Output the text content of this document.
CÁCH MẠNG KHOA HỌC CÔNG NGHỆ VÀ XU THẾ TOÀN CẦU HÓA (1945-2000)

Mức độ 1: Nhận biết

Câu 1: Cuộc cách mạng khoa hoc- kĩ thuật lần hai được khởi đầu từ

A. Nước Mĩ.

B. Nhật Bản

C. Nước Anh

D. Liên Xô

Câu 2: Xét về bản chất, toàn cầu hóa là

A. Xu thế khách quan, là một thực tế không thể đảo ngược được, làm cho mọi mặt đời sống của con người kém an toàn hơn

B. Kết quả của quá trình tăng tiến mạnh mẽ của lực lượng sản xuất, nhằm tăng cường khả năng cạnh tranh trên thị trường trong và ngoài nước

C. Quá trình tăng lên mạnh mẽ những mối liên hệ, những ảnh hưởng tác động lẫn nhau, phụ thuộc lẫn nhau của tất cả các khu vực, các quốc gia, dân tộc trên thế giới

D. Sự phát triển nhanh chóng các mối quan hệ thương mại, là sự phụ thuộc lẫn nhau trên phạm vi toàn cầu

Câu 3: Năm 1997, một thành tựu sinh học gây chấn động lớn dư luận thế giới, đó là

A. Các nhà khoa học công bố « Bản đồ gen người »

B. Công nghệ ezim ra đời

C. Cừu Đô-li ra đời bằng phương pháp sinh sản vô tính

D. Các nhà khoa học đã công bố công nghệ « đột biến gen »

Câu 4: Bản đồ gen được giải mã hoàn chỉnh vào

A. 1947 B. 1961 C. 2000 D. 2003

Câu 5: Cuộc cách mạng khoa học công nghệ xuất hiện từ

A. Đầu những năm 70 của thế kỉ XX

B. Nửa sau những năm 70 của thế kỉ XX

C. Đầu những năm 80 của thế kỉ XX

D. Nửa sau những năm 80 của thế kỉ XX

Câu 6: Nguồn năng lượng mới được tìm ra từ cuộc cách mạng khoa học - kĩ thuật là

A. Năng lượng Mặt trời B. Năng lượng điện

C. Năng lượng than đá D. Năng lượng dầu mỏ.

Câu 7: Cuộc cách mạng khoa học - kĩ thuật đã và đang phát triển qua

____

- Task requirements
Where a line above contains the string "trên", copy that line.

- The response
B. Kết quả của quá trình tăng tiến mạnh mẽ của lực lượng sản xuất, nhằm tăng cường khả năng cạnh tranh trên thị trường trong và ngoài nước
C. Quá trình tăng lên mạnh mẽ những mối liên hệ, những ảnh hưởng tác động lẫn nhau, phụ thuộc lẫn nhau của tất cả các khu vực, các quốc gia, dân tộc trên thế giới
D. Sự phát triển nhanh chóng các mối quan hệ thương mại, là sự phụ thuộc lẫn nhau trên phạm vi toàn cầu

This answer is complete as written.